= Material for this task =
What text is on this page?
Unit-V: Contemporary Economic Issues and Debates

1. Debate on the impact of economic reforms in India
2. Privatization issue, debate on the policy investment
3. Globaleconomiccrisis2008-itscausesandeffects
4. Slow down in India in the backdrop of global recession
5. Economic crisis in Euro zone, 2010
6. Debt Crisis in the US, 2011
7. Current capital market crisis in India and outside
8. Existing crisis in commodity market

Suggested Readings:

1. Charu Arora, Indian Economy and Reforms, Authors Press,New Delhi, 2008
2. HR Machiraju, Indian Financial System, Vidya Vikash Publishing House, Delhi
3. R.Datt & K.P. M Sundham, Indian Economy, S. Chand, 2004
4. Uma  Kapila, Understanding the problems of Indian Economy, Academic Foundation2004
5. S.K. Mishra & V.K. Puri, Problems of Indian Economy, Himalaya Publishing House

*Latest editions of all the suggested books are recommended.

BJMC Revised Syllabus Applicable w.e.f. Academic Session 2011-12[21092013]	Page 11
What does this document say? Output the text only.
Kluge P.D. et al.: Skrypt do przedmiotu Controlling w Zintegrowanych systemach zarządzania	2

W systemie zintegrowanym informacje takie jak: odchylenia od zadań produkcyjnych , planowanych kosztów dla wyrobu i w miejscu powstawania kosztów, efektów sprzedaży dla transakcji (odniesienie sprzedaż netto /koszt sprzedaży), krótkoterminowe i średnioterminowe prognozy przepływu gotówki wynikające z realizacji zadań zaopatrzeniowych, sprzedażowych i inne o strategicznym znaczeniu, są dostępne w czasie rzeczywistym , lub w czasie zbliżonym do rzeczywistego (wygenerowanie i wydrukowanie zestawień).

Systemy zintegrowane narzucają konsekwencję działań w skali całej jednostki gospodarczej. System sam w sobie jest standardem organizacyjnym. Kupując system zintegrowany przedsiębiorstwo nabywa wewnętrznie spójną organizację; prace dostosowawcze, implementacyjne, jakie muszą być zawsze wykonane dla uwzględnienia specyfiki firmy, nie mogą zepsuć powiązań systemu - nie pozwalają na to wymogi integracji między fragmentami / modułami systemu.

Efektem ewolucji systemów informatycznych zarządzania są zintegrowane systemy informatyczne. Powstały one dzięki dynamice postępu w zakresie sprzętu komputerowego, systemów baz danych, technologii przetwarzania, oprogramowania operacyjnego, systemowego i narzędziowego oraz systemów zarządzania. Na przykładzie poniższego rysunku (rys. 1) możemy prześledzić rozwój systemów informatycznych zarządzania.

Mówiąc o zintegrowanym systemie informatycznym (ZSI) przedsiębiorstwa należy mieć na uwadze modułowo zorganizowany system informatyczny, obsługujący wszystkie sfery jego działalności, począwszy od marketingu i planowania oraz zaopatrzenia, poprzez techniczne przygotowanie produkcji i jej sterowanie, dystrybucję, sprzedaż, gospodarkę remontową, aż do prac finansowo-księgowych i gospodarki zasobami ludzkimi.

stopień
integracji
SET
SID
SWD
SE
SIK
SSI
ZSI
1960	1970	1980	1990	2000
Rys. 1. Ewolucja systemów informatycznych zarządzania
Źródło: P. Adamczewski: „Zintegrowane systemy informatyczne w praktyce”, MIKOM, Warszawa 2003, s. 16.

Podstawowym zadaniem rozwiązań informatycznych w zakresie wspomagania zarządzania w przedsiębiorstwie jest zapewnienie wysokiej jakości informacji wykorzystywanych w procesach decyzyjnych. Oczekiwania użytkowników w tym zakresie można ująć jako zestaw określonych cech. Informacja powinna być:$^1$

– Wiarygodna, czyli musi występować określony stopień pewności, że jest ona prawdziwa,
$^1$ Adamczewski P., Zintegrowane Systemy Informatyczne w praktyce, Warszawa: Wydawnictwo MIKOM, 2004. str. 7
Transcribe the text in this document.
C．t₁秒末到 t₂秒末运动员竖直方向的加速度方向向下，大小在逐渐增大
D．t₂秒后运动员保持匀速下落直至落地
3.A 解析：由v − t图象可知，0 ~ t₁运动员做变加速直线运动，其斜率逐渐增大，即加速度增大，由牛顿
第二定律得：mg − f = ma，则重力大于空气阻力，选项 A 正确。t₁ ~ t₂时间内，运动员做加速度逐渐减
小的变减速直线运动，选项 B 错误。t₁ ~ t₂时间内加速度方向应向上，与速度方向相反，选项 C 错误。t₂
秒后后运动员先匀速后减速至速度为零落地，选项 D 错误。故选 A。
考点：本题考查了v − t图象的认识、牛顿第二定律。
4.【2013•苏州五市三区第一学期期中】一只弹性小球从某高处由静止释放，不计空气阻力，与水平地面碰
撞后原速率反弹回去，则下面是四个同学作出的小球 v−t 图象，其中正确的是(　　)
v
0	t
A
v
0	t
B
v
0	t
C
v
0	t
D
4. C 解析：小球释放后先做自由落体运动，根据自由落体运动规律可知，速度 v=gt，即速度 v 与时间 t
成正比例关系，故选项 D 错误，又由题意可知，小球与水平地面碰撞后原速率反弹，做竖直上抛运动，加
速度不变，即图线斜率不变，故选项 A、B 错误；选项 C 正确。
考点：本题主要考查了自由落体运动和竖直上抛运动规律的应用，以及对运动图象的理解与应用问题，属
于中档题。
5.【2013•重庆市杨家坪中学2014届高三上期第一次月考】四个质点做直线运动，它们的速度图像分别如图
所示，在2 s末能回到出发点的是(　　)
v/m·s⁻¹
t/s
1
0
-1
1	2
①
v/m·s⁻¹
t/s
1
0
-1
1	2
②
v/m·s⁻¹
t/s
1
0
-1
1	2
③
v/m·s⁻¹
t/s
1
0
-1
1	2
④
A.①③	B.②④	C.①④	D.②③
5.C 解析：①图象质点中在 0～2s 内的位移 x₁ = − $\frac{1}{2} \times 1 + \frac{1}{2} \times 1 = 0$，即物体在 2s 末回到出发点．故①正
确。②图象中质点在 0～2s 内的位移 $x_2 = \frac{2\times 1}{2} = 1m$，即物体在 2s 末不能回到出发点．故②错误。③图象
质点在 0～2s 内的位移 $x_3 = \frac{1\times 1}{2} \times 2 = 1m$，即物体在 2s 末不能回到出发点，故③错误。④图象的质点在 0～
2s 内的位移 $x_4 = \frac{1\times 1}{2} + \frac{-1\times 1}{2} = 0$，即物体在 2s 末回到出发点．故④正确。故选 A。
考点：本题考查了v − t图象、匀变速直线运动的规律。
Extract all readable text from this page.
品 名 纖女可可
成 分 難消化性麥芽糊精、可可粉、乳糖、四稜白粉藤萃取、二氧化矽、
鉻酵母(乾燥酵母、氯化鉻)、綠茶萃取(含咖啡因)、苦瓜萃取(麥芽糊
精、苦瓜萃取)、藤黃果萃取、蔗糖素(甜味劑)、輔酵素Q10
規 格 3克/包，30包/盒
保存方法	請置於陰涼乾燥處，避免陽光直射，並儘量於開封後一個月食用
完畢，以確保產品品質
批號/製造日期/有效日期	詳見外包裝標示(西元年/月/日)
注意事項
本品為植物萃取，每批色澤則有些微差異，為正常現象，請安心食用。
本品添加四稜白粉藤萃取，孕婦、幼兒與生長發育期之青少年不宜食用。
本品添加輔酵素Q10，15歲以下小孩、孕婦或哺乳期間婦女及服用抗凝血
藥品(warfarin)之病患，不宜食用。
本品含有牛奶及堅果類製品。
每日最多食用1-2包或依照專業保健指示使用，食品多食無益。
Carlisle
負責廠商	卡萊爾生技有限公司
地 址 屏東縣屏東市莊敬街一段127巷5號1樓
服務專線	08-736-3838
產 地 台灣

= Requirements =
Scan the listing above. Gather each line that contains the word "Indian".

= Response for this exercise =
1. Charu Arora, Indian Economy and Reforms, Authors Press,New Delhi, 2008
2. HR Machiraju, Indian Financial System, Vidya Vikash Publishing House, Delhi
3. R.Datt & K.P. M Sundham, Indian Economy, S. Chand, 2004
4. Uma  Kapila, Understanding the problems of Indian Economy, Academic Foundation2004
5. S.K. Mishra & V.K. Puri, Problems of Indian Economy, Himalaya Publishing House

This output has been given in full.